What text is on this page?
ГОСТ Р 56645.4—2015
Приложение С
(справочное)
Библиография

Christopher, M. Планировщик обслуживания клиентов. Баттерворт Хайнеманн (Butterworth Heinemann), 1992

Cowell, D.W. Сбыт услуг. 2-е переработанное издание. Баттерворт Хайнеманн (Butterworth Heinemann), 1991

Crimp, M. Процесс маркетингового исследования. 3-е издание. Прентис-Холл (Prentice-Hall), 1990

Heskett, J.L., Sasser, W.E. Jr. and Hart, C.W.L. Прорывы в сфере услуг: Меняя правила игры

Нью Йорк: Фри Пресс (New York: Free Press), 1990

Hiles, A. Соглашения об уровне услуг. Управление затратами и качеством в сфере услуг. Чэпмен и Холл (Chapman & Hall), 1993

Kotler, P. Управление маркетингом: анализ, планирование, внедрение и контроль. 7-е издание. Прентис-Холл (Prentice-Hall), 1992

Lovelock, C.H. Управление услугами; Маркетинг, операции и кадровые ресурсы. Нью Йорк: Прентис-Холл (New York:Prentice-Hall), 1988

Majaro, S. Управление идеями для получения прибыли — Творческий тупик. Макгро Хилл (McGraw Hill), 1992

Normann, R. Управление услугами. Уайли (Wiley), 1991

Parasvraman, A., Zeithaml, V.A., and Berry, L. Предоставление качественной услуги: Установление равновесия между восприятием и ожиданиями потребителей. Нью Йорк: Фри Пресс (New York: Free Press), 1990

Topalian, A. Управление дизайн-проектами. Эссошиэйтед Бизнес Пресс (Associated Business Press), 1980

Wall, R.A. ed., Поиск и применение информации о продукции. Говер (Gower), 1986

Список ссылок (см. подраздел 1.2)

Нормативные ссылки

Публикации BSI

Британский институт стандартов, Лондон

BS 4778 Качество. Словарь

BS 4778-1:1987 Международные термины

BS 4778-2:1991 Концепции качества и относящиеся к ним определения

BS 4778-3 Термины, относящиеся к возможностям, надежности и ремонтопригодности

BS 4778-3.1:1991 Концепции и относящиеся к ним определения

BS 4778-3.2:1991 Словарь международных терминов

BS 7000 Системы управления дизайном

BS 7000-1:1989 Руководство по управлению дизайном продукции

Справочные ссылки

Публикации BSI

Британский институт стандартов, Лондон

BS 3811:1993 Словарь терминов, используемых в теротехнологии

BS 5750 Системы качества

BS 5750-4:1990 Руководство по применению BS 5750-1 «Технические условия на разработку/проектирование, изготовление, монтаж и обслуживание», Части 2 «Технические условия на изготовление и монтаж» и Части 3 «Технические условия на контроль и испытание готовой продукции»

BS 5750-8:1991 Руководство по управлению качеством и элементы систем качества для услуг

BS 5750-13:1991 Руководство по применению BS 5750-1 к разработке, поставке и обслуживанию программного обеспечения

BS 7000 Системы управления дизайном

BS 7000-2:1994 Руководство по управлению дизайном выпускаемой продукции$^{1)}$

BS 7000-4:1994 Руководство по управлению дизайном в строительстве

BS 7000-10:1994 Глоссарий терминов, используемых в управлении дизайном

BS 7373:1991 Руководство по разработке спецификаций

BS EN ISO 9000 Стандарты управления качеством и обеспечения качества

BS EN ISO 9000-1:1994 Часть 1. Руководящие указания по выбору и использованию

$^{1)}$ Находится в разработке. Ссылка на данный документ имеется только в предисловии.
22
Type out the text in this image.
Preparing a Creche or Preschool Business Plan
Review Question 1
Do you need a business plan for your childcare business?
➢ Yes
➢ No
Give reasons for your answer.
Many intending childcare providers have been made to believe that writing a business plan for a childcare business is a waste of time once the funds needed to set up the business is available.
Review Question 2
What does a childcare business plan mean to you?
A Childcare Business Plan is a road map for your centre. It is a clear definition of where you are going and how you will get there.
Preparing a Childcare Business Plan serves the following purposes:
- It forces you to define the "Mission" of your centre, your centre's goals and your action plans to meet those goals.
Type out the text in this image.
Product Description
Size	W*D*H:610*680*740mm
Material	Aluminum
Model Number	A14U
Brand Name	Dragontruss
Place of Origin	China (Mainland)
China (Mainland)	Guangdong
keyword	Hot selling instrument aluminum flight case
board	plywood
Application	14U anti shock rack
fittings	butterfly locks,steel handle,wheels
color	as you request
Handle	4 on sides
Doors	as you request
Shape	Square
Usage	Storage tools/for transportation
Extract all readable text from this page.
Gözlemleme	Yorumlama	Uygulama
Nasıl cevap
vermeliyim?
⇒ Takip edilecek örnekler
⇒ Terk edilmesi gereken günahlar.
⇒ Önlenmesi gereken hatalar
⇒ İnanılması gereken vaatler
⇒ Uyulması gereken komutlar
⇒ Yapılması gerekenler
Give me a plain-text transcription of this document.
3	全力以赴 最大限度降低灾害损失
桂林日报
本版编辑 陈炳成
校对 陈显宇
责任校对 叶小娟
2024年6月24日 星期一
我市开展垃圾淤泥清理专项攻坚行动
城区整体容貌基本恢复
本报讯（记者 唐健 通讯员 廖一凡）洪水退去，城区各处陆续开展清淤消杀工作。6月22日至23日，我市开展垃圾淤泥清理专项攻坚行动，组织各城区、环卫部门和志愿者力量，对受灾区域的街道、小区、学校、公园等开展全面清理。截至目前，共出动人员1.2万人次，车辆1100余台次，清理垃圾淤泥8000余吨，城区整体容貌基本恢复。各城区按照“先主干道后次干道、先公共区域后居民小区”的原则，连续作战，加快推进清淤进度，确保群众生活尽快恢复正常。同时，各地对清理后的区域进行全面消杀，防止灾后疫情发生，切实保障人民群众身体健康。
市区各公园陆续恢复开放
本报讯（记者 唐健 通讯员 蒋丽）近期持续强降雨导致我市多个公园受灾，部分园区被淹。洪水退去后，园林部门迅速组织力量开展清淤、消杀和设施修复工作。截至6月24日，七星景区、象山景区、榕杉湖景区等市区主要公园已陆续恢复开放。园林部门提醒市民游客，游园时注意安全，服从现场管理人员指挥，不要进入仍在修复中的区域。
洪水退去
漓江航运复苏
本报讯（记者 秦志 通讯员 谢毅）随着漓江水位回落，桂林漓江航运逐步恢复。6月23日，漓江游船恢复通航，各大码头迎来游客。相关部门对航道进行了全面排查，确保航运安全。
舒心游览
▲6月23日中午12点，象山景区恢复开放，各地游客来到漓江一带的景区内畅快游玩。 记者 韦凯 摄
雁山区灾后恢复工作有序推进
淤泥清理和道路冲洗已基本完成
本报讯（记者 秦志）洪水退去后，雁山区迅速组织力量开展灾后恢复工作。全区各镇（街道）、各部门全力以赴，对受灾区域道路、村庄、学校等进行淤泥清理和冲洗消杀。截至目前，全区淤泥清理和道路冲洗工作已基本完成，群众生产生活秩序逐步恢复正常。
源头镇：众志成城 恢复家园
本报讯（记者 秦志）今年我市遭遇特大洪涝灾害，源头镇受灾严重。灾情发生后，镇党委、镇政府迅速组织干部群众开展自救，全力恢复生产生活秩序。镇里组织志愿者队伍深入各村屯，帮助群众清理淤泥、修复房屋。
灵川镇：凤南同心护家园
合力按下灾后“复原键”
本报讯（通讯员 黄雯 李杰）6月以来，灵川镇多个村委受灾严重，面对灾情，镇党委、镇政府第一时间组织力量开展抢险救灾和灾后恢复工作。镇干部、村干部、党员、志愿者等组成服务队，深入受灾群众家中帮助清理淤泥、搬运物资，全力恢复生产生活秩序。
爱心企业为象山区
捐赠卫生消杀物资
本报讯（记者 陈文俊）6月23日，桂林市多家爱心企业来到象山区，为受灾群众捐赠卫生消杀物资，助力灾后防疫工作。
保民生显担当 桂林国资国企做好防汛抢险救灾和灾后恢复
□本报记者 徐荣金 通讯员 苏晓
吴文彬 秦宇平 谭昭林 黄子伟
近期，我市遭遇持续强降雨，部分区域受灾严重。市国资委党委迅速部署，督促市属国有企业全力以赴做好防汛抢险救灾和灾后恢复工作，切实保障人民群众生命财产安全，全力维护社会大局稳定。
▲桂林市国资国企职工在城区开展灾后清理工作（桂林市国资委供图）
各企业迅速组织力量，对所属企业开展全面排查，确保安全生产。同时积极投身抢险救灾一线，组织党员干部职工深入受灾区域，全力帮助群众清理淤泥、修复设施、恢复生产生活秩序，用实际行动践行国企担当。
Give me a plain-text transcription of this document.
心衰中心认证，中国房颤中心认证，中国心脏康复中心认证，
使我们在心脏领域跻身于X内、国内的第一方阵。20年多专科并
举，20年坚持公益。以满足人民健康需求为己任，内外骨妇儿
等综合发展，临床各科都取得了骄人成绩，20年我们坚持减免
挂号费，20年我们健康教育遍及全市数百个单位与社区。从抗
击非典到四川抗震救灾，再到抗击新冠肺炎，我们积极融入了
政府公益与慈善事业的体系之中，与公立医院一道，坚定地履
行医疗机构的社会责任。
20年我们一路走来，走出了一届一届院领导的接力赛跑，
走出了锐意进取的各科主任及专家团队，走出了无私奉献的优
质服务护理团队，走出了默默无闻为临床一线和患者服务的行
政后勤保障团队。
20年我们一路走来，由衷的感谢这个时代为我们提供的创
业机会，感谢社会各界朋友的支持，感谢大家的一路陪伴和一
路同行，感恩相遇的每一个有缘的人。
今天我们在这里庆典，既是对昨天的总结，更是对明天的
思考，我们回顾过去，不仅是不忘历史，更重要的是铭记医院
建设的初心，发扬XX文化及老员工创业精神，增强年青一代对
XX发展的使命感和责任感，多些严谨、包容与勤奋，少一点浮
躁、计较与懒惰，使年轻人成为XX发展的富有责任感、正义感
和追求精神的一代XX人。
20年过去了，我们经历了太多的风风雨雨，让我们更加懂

:::::

**Task prompt:** Give again the lines from the line holding "Extract all readable text from this page." through the close of the listing, both included, exactly as written and with nothing else.

**Finished task:**
Extract all readable text from this page.
Gözlemleme	Yorumlama	Uygulama
Nasıl cevap
vermeliyim?
⇒ Takip edilecek örnekler
⇒ Terk edilmesi gereken günahlar.
⇒ Önlenmesi gereken hatalar
⇒ İnanılması gereken vaatler
⇒ Uyulması gereken komutlar
⇒ Yapılması gerekenler
Give me a plain-text transcription of this document.
3	全力以赴 最大限度降低灾害损失
桂林日报
本版编辑 陈炳成
校对 陈显宇
责任校对 叶小娟
2024年6月24日 星期一
我市开展垃圾淤泥清理专项攻坚行动
城区整体容貌基本恢复
本报讯（记者 唐健 通讯员 廖一凡）洪水退去，城区各处陆续开展清淤消杀工作。6月22日至23日，我市开展垃圾淤泥清理专项攻坚行动，组织各城区、环卫部门和志愿者力量，对受灾区域的街道、小区、学校、公园等开展全面清理。截至目前，共出动人员1.2万人次，车辆1100余台次，清理垃圾淤泥8000余吨，城区整体容貌基本恢复。各城区按照“先主干道后次干道、先公共区域后居民小区”的原则，连续作战，加快推进清淤进度，确保群众生活尽快恢复正常。同时，各地对清理后的区域进行全面消杀，防止灾后疫情发生，切实保障人民群众身体健康。
市区各公园陆续恢复开放
本报讯（记者 唐健 通讯员 蒋丽）近期持续强降雨导致我市多个公园受灾，部分园区被淹。洪水退去后，园林部门迅速组织力量开展清淤、消杀和设施修复工作。截至6月24日，七星景区、象山景区、榕杉湖景区等市区主要公园已陆续恢复开放。园林部门提醒市民游客，游园时注意安全，服从现场管理人员指挥，不要进入仍在修复中的区域。
洪水退去
漓江航运复苏
本报讯（记者 秦志 通讯员 谢毅）随着漓江水位回落，桂林漓江航运逐步恢复。6月23日，漓江游船恢复通航，各大码头迎来游客。相关部门对航道进行了全面排查，确保航运安全。
舒心游览
▲6月23日中午12点，象山景区恢复开放，各地游客来到漓江一带的景区内畅快游玩。 记者 韦凯 摄
雁山区灾后恢复工作有序推进
淤泥清理和道路冲洗已基本完成
本报讯（记者 秦志）洪水退去后，雁山区迅速组织力量开展灾后恢复工作。全区各镇（街道）、各部门全力以赴，对受灾区域道路、村庄、学校等进行淤泥清理和冲洗消杀。截至目前，全区淤泥清理和道路冲洗工作已基本完成，群众生产生活秩序逐步恢复正常。
源头镇：众志成城 恢复家园
本报讯（记者 秦志）今年我市遭遇特大洪涝灾害，源头镇受灾严重。灾情发生后，镇党委、镇政府迅速组织干部群众开展自救，全力恢复生产生活秩序。镇里组织志愿者队伍深入各村屯，帮助群众清理淤泥、修复房屋。
灵川镇：凤南同心护家园
合力按下灾后“复原键”
本报讯（通讯员 黄雯 李杰）6月以来，灵川镇多个村委受灾严重，面对灾情，镇党委、镇政府第一时间组织力量开展抢险救灾和灾后恢复工作。镇干部、村干部、党员、志愿者等组成服务队，深入受灾群众家中帮助清理淤泥、搬运物资，全力恢复生产生活秩序。
爱心企业为象山区
捐赠卫生消杀物资
本报讯（记者 陈文俊）6月23日，桂林市多家爱心企业来到象山区，为受灾群众捐赠卫生消杀物资，助力灾后防疫工作。
保民生显担当 桂林国资国企做好防汛抢险救灾和灾后恢复
□本报记者 徐荣金 通讯员 苏晓
吴文彬 秦宇平 谭昭林 黄子伟
近期，我市遭遇持续强降雨，部分区域受灾严重。市国资委党委迅速部署，督促市属国有企业全力以赴做好防汛抢险救灾和灾后恢复工作，切实保障人民群众生命财产安全，全力维护社会大局稳定。
▲桂林市国资国企职工在城区开展灾后清理工作（桂林市国资委供图）
各企业迅速组织力量，对所属企业开展全面排查，确保安全生产。同时积极投身抢险救灾一线，组织党员干部职工深入受灾区域，全力帮助群众清理淤泥、修复设施、恢复生产生活秩序，用实际行动践行国企担当。
Give me a plain-text transcription of this document.
心衰中心认证，中国房颤中心认证，中国心脏康复中心认证，
使我们在心脏领域跻身于X内、国内的第一方阵。20年多专科并
举，20年坚持公益。以满足人民健康需求为己任，内外骨妇儿
等综合发展，临床各科都取得了骄人成绩，20年我们坚持减免
挂号费，20年我们健康教育遍及全市数百个单位与社区。从抗
击非典到四川抗震救灾，再到抗击新冠肺炎，我们积极融入了
政府公益与慈善事业的体系之中，与公立医院一道，坚定地履
行医疗机构的社会责任。
20年我们一路走来，走出了一届一届院领导的接力赛跑，
走出了锐意进取的各科主任及专家团队，走出了无私奉献的优
质服务护理团队，走出了默默无闻为临床一线和患者服务的行
政后勤保障团队。
20年我们一路走来，由衷的感谢这个时代为我们提供的创
业机会，感谢社会各界朋友的支持，感谢大家的一路陪伴和一
路同行，感恩相遇的每一个有缘的人。
今天我们在这里庆典，既是对昨天的总结，更是对明天的
思考，我们回顾过去，不仅是不忘历史，更重要的是铭记医院
建设的初心，发扬XX文化及老员工创业精神，增强年青一代对
XX发展的使命感和责任感，多些严谨、包容与勤奋，少一点浮
躁、计较与懒惰，使年轻人成为XX发展的富有责任感、正义感
和追求精神的一代XX人。
20年过去了，我们经历了太多的风风雨雨，让我们更加懂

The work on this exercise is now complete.